Given request => Could you rewrite the part that opens with the line containing "Give bounding boxes" and closes with the line containing "635, 826, 658]" as a Markdown table with the columns Row and Content, skipping blank lines and leaving out the pictures?

-- START Records to use --

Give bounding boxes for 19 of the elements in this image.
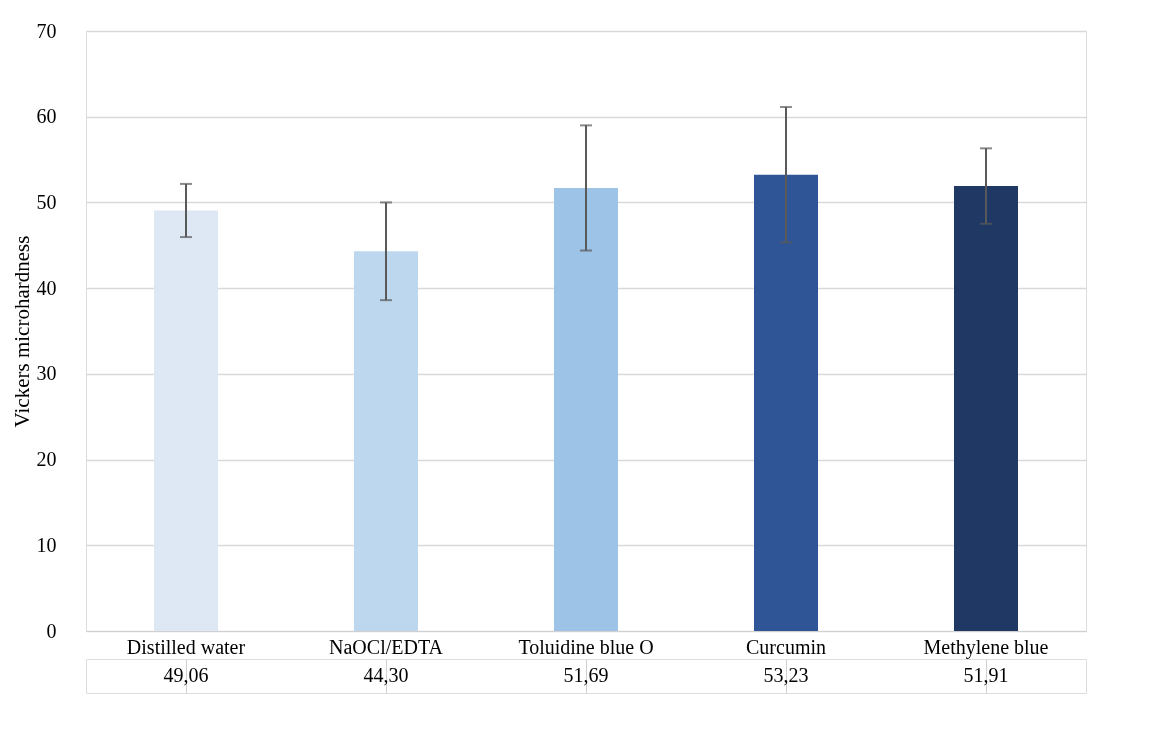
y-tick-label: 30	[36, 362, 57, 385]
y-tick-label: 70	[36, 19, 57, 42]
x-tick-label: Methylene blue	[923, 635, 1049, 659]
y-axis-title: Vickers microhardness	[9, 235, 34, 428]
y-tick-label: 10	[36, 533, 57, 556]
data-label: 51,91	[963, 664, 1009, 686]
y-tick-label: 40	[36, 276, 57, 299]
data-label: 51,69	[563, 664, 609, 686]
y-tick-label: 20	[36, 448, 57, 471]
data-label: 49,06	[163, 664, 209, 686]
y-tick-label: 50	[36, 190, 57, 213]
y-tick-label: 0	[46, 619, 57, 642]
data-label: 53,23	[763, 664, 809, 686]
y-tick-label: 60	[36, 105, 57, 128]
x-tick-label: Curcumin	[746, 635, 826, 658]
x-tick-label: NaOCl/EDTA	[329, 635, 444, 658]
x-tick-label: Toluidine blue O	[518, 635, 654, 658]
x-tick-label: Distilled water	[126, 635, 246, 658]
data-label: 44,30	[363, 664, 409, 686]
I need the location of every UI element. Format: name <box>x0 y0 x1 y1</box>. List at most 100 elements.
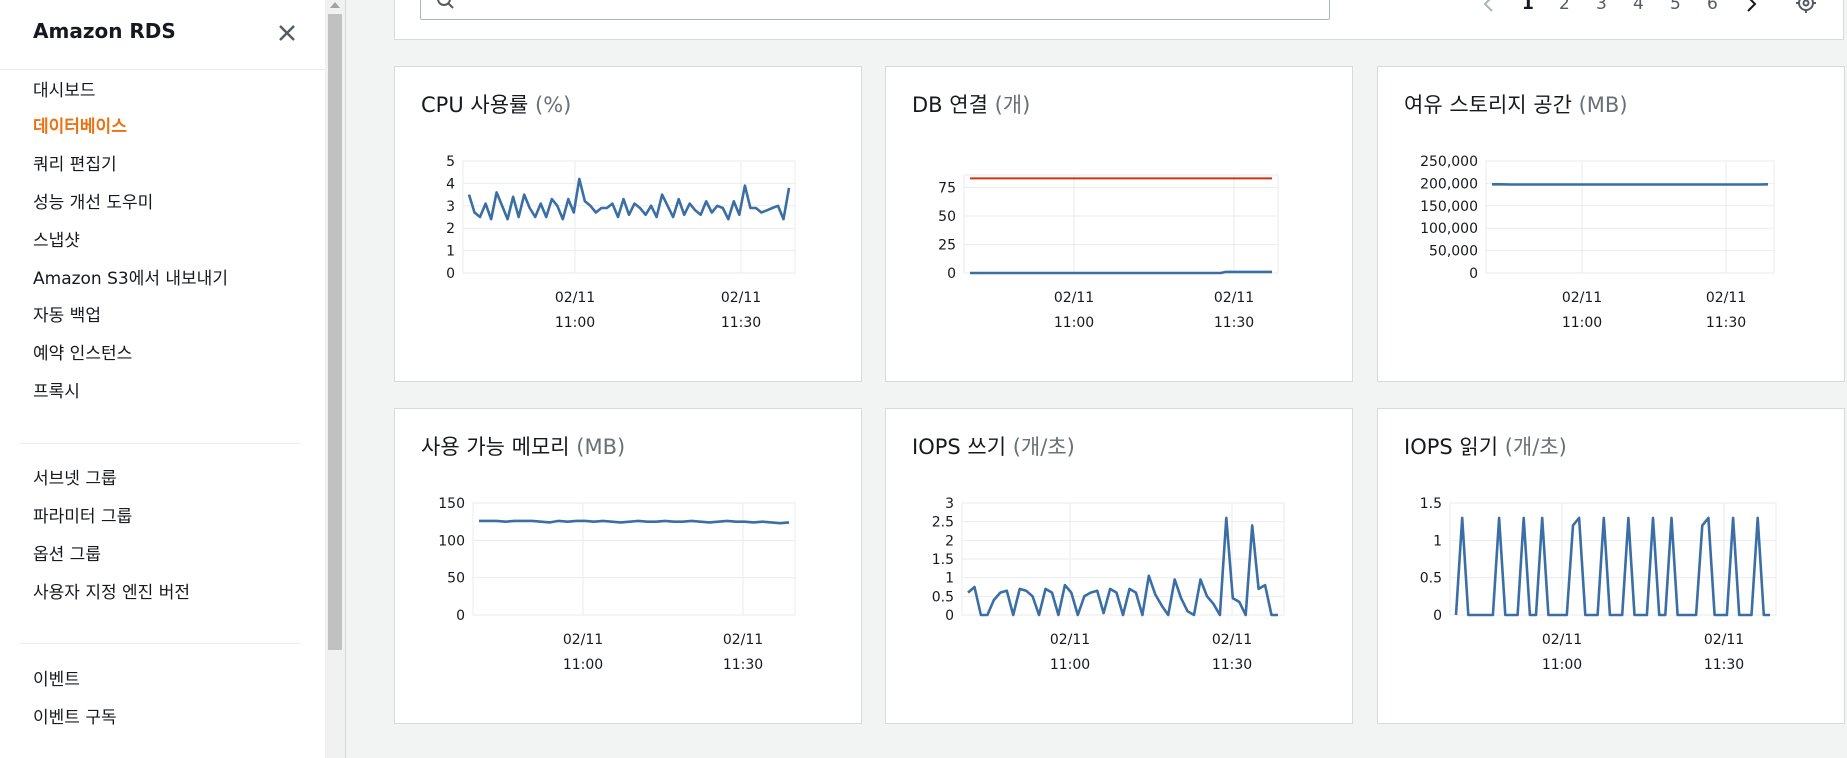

-- END Records to use --
-- START Records to use --

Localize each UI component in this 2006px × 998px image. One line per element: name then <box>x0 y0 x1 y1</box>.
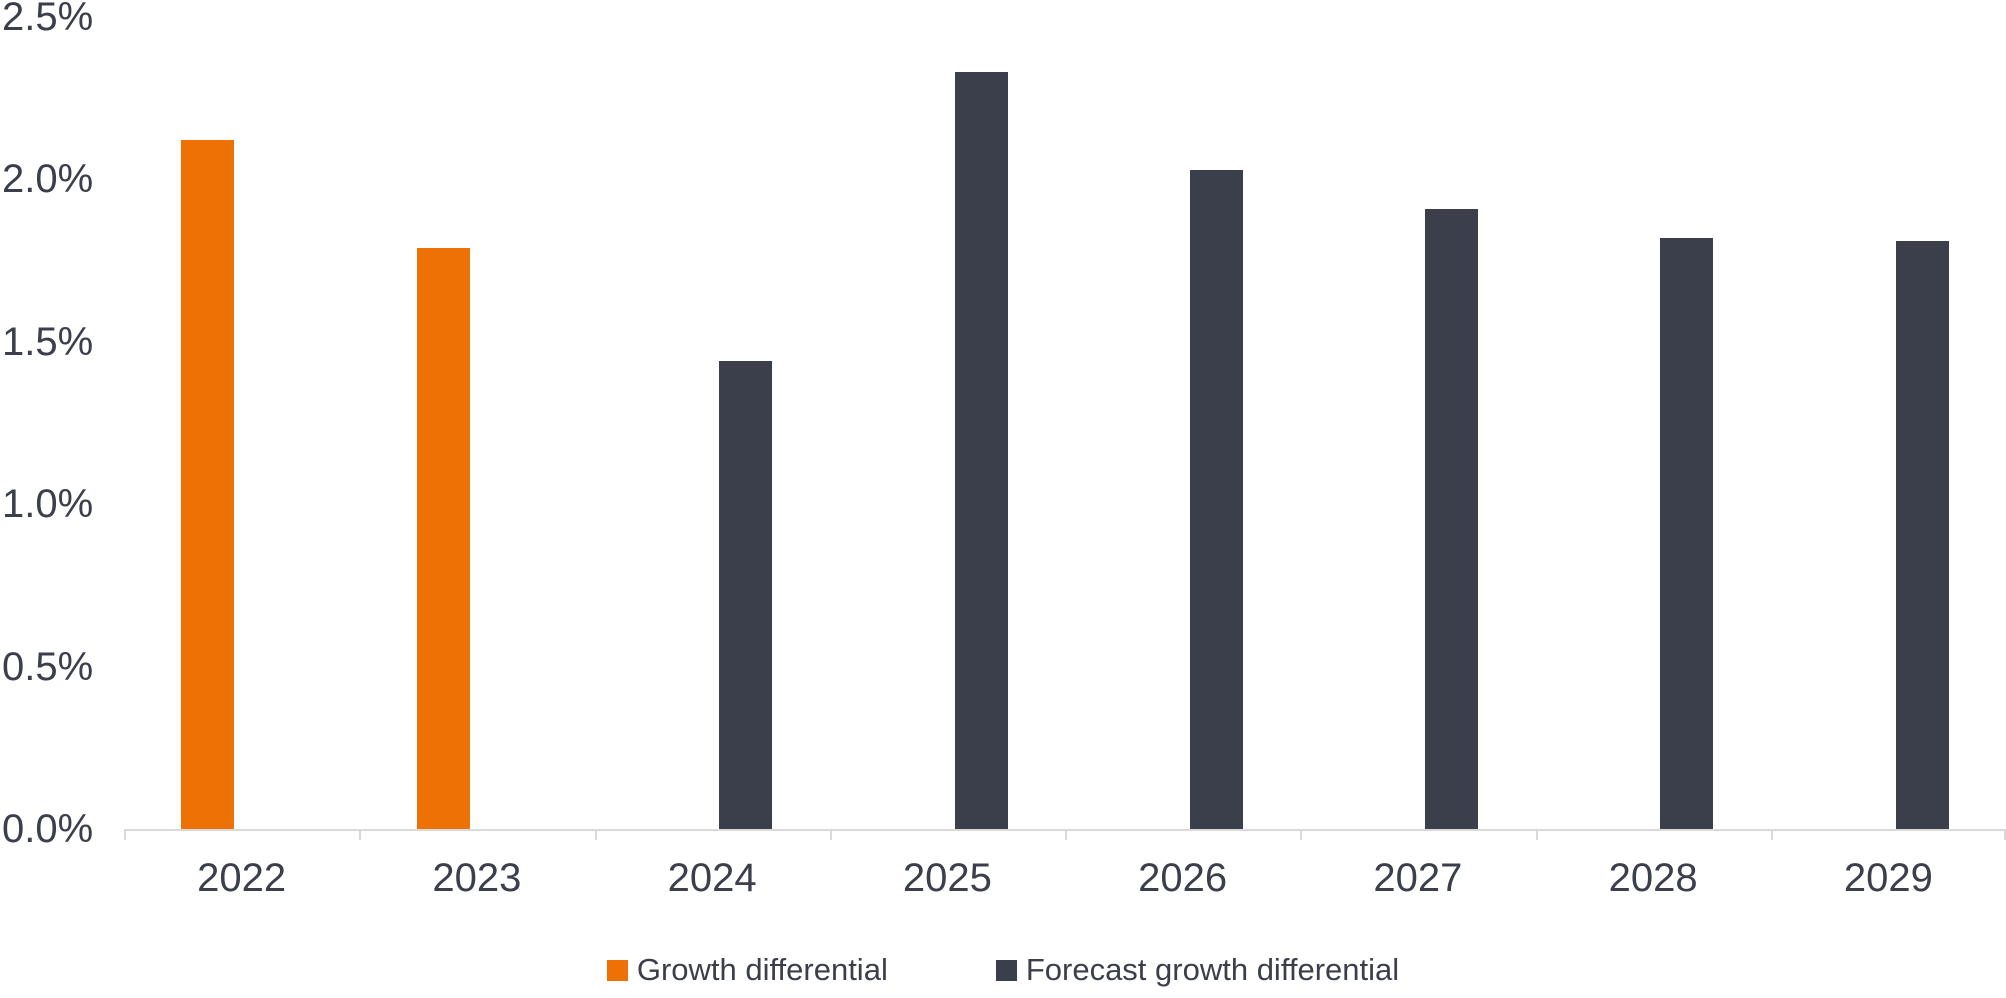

-- END Records to use --

Correct result =>
| Row | Content |
|---|---|
| 1 | Give bounding boxes for 19 of the elements in this image. |
| 2 | y-tick-label: 30	[36, 362, 57, 385] |
| 3 | y-tick-label: 70	[36, 19, 57, 42] |
| 4 | x-tick-label: Methylene blue	[923, 635, 1049, 659] |
| 5 | y-axis-title: Vickers microhardness	[9, 235, 34, 428] |
| 6 | y-tick-label: 10	[36, 533, 57, 556] |
| 7 | data-label: 51,91	[963, 664, 1009, 686] |
| 8 | y-tick-label: 40	[36, 276, 57, 299] |
| 9 | data-label: 51,69	[563, 664, 609, 686] |
| 10 | y-tick-label: 20	[36, 448, 57, 471] |
| 11 | data-label: 49,06	[163, 664, 209, 686] |
| 12 | y-tick-label: 50	[36, 190, 57, 213] |
| 13 | y-tick-label: 0	[46, 619, 57, 642] |
| 14 | data-label: 53,23	[763, 664, 809, 686] |
| 15 | y-tick-label: 60	[36, 105, 57, 128] |
| 16 | x-tick-label: Curcumin	[746, 635, 826, 658] |